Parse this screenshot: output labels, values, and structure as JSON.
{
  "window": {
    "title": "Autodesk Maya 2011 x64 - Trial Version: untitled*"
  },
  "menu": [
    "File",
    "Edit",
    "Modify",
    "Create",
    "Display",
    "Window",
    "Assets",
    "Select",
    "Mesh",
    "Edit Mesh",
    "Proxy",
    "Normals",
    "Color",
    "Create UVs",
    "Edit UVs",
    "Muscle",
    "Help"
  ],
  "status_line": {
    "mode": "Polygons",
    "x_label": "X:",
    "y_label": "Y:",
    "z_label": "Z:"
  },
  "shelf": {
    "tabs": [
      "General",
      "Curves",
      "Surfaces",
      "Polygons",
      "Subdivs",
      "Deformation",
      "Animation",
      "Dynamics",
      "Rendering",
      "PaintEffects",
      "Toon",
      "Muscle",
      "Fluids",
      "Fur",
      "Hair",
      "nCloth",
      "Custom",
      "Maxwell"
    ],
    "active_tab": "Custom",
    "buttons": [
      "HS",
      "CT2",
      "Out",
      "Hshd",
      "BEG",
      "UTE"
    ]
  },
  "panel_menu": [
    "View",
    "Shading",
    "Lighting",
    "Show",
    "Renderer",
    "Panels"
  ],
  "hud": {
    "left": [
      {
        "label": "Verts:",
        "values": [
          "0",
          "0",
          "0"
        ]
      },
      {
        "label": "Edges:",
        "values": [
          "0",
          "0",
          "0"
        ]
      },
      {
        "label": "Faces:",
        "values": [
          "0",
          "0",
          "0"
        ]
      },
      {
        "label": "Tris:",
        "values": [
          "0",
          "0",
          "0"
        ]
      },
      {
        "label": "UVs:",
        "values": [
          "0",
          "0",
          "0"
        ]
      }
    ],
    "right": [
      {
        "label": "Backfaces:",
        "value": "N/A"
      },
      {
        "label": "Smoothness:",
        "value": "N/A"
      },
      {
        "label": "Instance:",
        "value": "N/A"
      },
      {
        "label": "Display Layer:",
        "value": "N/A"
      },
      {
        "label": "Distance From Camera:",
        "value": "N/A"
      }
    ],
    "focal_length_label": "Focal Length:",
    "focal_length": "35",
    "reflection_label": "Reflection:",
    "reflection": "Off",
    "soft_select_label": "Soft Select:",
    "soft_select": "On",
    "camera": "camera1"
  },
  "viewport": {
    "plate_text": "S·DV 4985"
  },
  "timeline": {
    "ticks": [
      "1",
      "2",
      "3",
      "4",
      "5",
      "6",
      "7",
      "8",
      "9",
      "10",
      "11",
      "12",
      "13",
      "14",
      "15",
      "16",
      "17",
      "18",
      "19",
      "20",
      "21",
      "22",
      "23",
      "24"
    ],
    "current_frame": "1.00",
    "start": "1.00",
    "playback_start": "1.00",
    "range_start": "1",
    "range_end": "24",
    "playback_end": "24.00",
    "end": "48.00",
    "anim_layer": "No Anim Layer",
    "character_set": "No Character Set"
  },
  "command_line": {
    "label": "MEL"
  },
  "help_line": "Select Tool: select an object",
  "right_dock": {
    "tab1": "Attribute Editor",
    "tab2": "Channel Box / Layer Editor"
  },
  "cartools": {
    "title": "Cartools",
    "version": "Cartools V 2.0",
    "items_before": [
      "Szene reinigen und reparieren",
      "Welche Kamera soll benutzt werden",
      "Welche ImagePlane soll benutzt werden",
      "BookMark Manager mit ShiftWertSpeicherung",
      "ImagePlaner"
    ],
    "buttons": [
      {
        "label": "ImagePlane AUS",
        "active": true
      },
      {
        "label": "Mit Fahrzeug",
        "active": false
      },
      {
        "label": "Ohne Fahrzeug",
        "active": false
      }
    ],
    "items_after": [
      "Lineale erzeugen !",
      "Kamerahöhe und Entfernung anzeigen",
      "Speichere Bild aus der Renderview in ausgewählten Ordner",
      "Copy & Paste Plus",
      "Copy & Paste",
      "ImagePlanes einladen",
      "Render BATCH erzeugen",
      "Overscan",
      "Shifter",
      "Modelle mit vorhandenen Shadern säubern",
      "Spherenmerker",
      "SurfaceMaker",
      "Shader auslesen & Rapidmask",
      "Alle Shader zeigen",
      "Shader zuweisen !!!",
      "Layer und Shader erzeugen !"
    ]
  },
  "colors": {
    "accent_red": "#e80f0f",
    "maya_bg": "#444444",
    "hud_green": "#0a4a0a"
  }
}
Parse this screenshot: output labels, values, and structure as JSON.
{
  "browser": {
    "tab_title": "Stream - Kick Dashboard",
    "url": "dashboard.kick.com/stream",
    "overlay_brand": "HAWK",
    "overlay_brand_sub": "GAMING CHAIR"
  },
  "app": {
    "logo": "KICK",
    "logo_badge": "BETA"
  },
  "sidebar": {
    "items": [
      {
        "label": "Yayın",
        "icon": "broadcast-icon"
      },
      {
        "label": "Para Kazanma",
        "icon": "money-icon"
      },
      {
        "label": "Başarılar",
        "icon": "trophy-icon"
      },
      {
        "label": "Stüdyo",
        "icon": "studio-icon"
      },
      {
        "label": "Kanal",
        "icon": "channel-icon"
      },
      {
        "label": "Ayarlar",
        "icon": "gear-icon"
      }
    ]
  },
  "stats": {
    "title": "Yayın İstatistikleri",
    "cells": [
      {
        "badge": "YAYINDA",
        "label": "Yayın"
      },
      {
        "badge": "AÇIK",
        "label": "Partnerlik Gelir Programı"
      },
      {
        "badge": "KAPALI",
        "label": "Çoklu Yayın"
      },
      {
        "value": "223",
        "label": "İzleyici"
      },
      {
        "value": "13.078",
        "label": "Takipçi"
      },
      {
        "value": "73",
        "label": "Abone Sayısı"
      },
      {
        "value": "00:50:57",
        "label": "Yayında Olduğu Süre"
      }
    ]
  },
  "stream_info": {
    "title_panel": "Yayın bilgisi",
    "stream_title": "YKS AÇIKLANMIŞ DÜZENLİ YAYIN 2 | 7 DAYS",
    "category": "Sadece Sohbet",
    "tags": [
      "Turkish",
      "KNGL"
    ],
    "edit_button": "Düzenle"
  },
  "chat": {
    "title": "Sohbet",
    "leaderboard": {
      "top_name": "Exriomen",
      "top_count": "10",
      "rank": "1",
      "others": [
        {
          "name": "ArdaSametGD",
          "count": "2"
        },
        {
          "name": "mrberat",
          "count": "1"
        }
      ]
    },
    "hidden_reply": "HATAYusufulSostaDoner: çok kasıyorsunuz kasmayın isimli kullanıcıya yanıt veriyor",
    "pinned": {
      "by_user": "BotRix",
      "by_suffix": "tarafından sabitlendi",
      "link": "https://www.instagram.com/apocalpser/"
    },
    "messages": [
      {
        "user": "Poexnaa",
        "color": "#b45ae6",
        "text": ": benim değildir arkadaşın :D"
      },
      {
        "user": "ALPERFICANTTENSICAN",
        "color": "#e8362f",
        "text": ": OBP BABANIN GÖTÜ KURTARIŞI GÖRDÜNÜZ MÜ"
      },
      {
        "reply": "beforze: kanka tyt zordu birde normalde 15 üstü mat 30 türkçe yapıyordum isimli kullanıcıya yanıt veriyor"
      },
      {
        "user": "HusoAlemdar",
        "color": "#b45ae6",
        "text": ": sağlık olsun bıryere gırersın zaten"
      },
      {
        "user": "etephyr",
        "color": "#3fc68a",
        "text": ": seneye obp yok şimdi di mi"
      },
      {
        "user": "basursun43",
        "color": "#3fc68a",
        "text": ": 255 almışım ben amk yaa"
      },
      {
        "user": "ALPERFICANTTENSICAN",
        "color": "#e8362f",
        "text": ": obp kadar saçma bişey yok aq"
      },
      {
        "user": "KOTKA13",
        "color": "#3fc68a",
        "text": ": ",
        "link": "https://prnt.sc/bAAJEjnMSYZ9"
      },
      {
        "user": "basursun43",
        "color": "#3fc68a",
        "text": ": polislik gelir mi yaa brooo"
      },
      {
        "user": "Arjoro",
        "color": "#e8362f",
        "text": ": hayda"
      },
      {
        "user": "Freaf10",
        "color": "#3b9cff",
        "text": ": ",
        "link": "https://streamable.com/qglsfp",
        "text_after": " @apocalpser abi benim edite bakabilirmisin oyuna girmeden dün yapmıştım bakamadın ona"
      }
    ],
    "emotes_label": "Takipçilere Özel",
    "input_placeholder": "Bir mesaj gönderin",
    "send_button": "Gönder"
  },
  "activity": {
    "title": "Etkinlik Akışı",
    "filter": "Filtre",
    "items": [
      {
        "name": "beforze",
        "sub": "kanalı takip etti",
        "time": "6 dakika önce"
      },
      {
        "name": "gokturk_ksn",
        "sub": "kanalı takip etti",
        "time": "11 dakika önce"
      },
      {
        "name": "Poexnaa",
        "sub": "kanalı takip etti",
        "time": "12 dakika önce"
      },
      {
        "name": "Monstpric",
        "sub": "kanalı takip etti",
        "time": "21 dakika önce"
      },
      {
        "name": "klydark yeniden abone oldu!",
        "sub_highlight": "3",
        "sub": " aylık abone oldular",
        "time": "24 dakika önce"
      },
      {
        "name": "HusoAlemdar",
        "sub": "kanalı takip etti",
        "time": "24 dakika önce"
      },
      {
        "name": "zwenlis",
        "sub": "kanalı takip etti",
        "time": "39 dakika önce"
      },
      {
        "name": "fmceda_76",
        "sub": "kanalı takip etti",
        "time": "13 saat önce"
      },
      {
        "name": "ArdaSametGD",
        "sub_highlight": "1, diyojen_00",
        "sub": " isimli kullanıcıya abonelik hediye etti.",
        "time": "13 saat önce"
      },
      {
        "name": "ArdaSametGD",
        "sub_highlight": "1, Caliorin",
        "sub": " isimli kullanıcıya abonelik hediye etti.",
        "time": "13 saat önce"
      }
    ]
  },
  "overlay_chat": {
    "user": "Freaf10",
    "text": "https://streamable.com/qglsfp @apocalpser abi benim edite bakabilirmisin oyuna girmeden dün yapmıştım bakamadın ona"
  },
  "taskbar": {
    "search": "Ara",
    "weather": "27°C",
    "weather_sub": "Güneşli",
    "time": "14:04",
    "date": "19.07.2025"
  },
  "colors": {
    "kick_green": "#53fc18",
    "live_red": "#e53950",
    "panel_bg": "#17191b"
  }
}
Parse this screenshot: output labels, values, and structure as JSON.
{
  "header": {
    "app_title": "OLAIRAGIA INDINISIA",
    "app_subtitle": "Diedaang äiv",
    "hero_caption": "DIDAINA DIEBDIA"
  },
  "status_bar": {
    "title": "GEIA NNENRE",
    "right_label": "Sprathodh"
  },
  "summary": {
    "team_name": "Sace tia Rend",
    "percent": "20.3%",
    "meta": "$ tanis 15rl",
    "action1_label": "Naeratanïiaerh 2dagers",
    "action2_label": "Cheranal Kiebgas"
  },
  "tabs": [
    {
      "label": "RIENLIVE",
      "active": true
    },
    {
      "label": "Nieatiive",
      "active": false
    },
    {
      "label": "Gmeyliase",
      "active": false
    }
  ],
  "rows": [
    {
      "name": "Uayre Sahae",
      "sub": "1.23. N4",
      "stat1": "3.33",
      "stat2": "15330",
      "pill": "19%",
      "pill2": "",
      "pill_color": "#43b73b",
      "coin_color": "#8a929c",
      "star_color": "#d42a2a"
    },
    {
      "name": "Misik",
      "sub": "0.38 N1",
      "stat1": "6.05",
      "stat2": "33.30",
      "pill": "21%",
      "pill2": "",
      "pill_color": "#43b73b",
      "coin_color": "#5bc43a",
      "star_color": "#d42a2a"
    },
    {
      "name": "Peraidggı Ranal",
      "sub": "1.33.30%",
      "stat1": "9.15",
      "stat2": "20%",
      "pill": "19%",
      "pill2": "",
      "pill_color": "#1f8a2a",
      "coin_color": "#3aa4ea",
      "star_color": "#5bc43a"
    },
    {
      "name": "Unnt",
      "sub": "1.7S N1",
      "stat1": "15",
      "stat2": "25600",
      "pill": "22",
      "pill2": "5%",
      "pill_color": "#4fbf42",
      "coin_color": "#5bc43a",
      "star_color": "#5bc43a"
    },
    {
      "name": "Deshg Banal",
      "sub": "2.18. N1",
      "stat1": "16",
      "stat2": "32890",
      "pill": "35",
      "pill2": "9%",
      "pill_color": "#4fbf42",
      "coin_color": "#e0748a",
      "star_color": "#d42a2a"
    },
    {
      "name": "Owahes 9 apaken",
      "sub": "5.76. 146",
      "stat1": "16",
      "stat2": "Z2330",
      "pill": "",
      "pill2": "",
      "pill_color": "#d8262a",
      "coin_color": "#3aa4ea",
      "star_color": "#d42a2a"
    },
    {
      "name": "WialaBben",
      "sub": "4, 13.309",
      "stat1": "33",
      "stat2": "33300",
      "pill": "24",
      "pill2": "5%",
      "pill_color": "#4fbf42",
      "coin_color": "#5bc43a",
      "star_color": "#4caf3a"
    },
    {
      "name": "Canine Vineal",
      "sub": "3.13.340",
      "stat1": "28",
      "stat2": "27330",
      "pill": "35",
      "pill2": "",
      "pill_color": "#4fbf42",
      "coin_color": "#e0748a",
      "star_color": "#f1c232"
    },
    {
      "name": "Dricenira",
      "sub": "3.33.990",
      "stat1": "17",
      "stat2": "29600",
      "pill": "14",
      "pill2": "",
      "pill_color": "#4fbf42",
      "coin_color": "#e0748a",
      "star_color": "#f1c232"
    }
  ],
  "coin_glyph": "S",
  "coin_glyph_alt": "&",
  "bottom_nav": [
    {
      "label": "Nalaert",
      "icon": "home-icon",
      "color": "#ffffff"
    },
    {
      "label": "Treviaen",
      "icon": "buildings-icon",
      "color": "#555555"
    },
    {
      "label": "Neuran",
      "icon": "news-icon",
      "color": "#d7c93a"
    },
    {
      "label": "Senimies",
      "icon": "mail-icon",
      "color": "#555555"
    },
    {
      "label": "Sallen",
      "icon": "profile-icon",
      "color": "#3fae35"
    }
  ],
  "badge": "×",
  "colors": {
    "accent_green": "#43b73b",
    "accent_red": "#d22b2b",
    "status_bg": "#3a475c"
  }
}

◆ ◆ ◆

What to produce: Read the data above and pull out each line that holds the string "Fahrzeug".

Answer to this problem:
        "label": "Mit Fahrzeug",
        "label": "Ohne Fahrzeug",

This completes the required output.